• **YOUR OBJECTIVE**
Output every line exactly as written. Leave out pictures.

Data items
+++

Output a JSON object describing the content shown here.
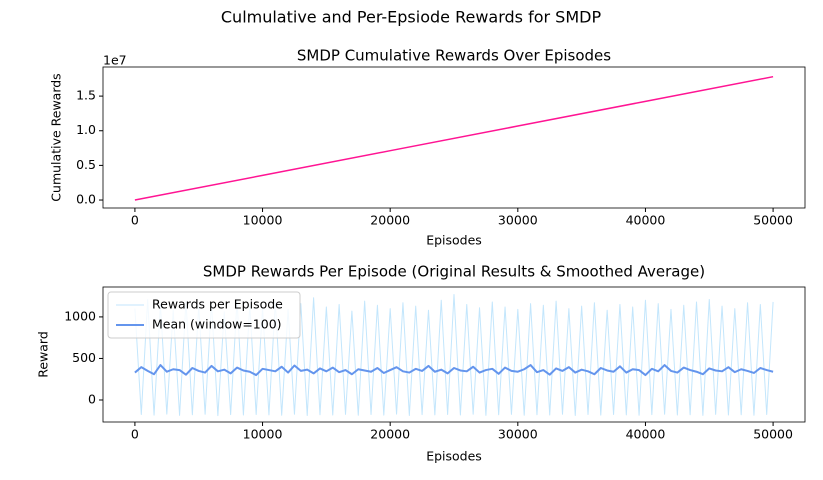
{
  "title": "Culmulative and Per-Epsiode Rewards for SMDP",
  "chart_data": [
    {
      "type": "line",
      "title": "SMDP Cumulative Rewards Over Episodes",
      "x_label": "Episodes",
      "y_label": "Cumulative Rewards",
      "y_offset_label": "1e7",
      "x": [
        0,
        10000,
        20000,
        30000,
        40000,
        50000
      ],
      "series": [
        {
          "name": "Cumulative Rewards",
          "color": "#ff1493",
          "width": 1.5,
          "values": [
            0,
            3560000,
            7120000,
            10680000,
            14240000,
            17800000
          ]
        }
      ],
      "xlim": [
        -2500,
        52500
      ],
      "xticks": [
        0,
        10000,
        20000,
        30000,
        40000,
        50000
      ],
      "ylim": [
        -1150000,
        19200000
      ],
      "yticks": [
        {
          "value": 0,
          "label": "0.0"
        },
        {
          "value": 5000000,
          "label": "0.5"
        },
        {
          "value": 10000000,
          "label": "1.0"
        },
        {
          "value": 15000000,
          "label": "1.5"
        }
      ],
      "legend": false
    },
    {
      "type": "line",
      "title": "SMDP Rewards Per Episode (Original Results & Smoothed Average)",
      "x_label": "Episodes",
      "y_label": "Reward",
      "x": [
        0,
        500,
        1000,
        1500,
        2000,
        2500,
        3000,
        3500,
        4000,
        4500,
        5000,
        5500,
        6000,
        6500,
        7000,
        7500,
        8000,
        8500,
        9000,
        9500,
        10000,
        10500,
        11000,
        11500,
        12000,
        12500,
        13000,
        13500,
        14000,
        14500,
        15000,
        15500,
        16000,
        16500,
        17000,
        17500,
        18000,
        18500,
        19000,
        19500,
        20000,
        20500,
        21000,
        21500,
        22000,
        22500,
        23000,
        23500,
        24000,
        24500,
        25000,
        25500,
        26000,
        26500,
        27000,
        27500,
        28000,
        28500,
        29000,
        29500,
        30000,
        30500,
        31000,
        31500,
        32000,
        32500,
        33000,
        33500,
        34000,
        34500,
        35000,
        35500,
        36000,
        36500,
        37000,
        37500,
        38000,
        38500,
        39000,
        39500,
        40000,
        40500,
        41000,
        41500,
        42000,
        42500,
        43000,
        43500,
        44000,
        44500,
        45000,
        45500,
        46000,
        46500,
        47000,
        47500,
        48000,
        48500,
        49000,
        49500,
        50000
      ],
      "series": [
        {
          "name": "Rewards per Episode",
          "color": "#c3e6fc",
          "width": 1,
          "values": [
            1100,
            -175,
            1210,
            -182,
            1150,
            -170,
            1080,
            -185,
            1190,
            -178,
            1130,
            -172,
            1170,
            -188,
            1060,
            -176,
            1200,
            -181,
            1140,
            -174,
            1110,
            -179,
            1180,
            -183,
            1090,
            -171,
            1160,
            -186,
            1230,
            -177,
            1120,
            -180,
            1150,
            -173,
            1070,
            -184,
            1190,
            -175,
            1140,
            -182,
            1100,
            -170,
            1170,
            -187,
            1130,
            -176,
            1080,
            -179,
            1200,
            -174,
            1270,
            -181,
            1150,
            -172,
            1110,
            -185,
            1180,
            -178,
            1120,
            -173,
            1090,
            -183,
            1160,
            -177,
            1140,
            -180,
            1190,
            -171,
            1100,
            -186,
            1130,
            -175,
            1170,
            -182,
            1080,
            -174,
            1150,
            -179,
            1120,
            -184,
            1200,
            -176,
            1160,
            -172,
            1090,
            -181,
            1140,
            -178,
            1180,
            -185,
            1210,
            -173,
            1130,
            -180,
            1100,
            -177,
            1170,
            -183,
            1150,
            -175,
            1180
          ]
        },
        {
          "name": "Mean (window=100)",
          "color": "#6495ed",
          "width": 2,
          "values": [
            330,
            395,
            350,
            310,
            420,
            340,
            370,
            360,
            305,
            385,
            350,
            330,
            410,
            345,
            365,
            320,
            390,
            355,
            340,
            300,
            375,
            360,
            345,
            400,
            330,
            415,
            350,
            365,
            320,
            380,
            345,
            390,
            335,
            360,
            310,
            370,
            355,
            340,
            385,
            325,
            360,
            395,
            345,
            330,
            375,
            350,
            410,
            340,
            365,
            320,
            385,
            355,
            345,
            400,
            330,
            360,
            375,
            315,
            390,
            350,
            340,
            370,
            420,
            335,
            360,
            305,
            380,
            350,
            395,
            330,
            365,
            345,
            310,
            385,
            355,
            340,
            405,
            330,
            370,
            360,
            300,
            375,
            345,
            420,
            350,
            330,
            390,
            360,
            340,
            310,
            380,
            355,
            345,
            395,
            335,
            370,
            350,
            325,
            385,
            360,
            340
          ]
        }
      ],
      "xlim": [
        -2500,
        52500
      ],
      "xticks": [
        0,
        10000,
        20000,
        30000,
        40000,
        50000
      ],
      "ylim": [
        -265,
        1360
      ],
      "yticks": [
        0,
        500,
        1000
      ],
      "legend": "upper left"
    }
  ]
}
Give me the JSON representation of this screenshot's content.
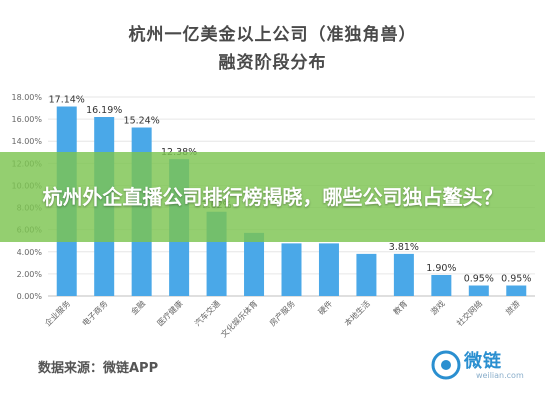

+++

• **EXPECTED OUTPUT**
Output a JSON object describing the content shown here.
{
  "title": "Culmulative and Per-Epsiode Rewards for SMDP",
  "chart_data": [
    {
      "type": "line",
      "title": "SMDP Cumulative Rewards Over Episodes",
      "x_label": "Episodes",
      "y_label": "Cumulative Rewards",
      "y_offset_label": "1e7",
      "x": [
        0,
        10000,
        20000,
        30000,
        40000,
        50000
      ],
      "series": [
        {
          "name": "Cumulative Rewards",
          "color": "#ff1493",
          "width": 1.5,
          "values": [
            0,
            3560000,
            7120000,
            10680000,
            14240000,
            17800000
          ]
        }
      ],
      "xlim": [
        -2500,
        52500
      ],
      "xticks": [
        0,
        10000,
        20000,
        30000,
        40000,
        50000
      ],
      "ylim": [
        -1150000,
        19200000
      ],
      "yticks": [
        {
          "value": 0,
          "label": "0.0"
        },
        {
          "value": 5000000,
          "label": "0.5"
        },
        {
          "value": 10000000,
          "label": "1.0"
        },
        {
          "value": 15000000,
          "label": "1.5"
        }
      ],
      "legend": false
    },
    {
      "type": "line",
      "title": "SMDP Rewards Per Episode (Original Results & Smoothed Average)",
      "x_label": "Episodes",
      "y_label": "Reward",
      "x": [
        0,
        500,
        1000,
        1500,
        2000,
        2500,
        3000,
        3500,
        4000,
        4500,
        5000,
        5500,
        6000,
        6500,
        7000,
        7500,
        8000,
        8500,
        9000,
        9500,
        10000,
        10500,
        11000,
        11500,
        12000,
        12500,
        13000,
        13500,
        14000,
        14500,
        15000,
        15500,
        16000,
        16500,
        17000,
        17500,
        18000,
        18500,
        19000,
        19500,
        20000,
        20500,
        21000,
        21500,
        22000,
        22500,
        23000,
        23500,
        24000,
        24500,
        25000,
        25500,
        26000,
        26500,
        27000,
        27500,
        28000,
        28500,
        29000,
        29500,
        30000,
        30500,
        31000,
        31500,
        32000,
        32500,
        33000,
        33500,
        34000,
        34500,
        35000,
        35500,
        36000,
        36500,
        37000,
        37500,
        38000,
        38500,
        39000,
        39500,
        40000,
        40500,
        41000,
        41500,
        42000,
        42500,
        43000,
        43500,
        44000,
        44500,
        45000,
        45500,
        46000,
        46500,
        47000,
        47500,
        48000,
        48500,
        49000,
        49500,
        50000
      ],
      "series": [
        {
          "name": "Rewards per Episode",
          "color": "#c3e6fc",
          "width": 1,
          "values": [
            1100,
            -175,
            1210,
            -182,
            1150,
            -170,
            1080,
            -185,
            1190,
            -178,
            1130,
            -172,
            1170,
            -188,
            1060,
            -176,
            1200,
            -181,
            1140,
            -174,
            1110,
            -179,
            1180,
            -183,
            1090,
            -171,
            1160,
            -186,
            1230,
            -177,
            1120,
            -180,
            1150,
            -173,
            1070,
            -184,
            1190,
            -175,
            1140,
            -182,
            1100,
            -170,
            1170,
            -187,
            1130,
            -176,
            1080,
            -179,
            1200,
            -174,
            1270,
            -181,
            1150,
            -172,
            1110,
            -185,
            1180,
            -178,
            1120,
            -173,
            1090,
            -183,
            1160,
            -177,
            1140,
            -180,
            1190,
            -171,
            1100,
            -186,
            1130,
            -175,
            1170,
            -182,
            1080,
            -174,
            1150,
            -179,
            1120,
            -184,
            1200,
            -176,
            1160,
            -172,
            1090,
            -181,
            1140,
            -178,
            1180,
            -185,
            1210,
            -173,
            1130,
            -180,
            1100,
            -177,
            1170,
            -183,
            1150,
            -175,
            1180
          ]
        },
        {
          "name": "Mean (window=100)",
          "color": "#6495ed",
          "width": 2,
          "values": [
            330,
            395,
            350,
            310,
            420,
            340,
            370,
            360,
            305,
            385,
            350,
            330,
            410,
            345,
            365,
            320,
            390,
            355,
            340,
            300,
            375,
            360,
            345,
            400,
            330,
            415,
            350,
            365,
            320,
            380,
            345,
            390,
            335,
            360,
            310,
            370,
            355,
            340,
            385,
            325,
            360,
            395,
            345,
            330,
            375,
            350,
            410,
            340,
            365,
            320,
            385,
            355,
            345,
            400,
            330,
            360,
            375,
            315,
            390,
            350,
            340,
            370,
            420,
            335,
            360,
            305,
            380,
            350,
            395,
            330,
            365,
            345,
            310,
            385,
            355,
            340,
            405,
            330,
            370,
            360,
            300,
            375,
            345,
            420,
            350,
            330,
            390,
            360,
            340,
            310,
            380,
            355,
            345,
            395,
            335,
            370,
            350,
            325,
            385,
            360,
            340
          ]
        }
      ],
      "xlim": [
        -2500,
        52500
      ],
      "xticks": [
        0,
        10000,
        20000,
        30000,
        40000,
        50000
      ],
      "ylim": [
        -265,
        1360
      ],
      "yticks": [
        0,
        500,
        1000
      ],
      "legend": "upper left"
    }
  ]
}
Give me the JSON representation of this screenshot's content.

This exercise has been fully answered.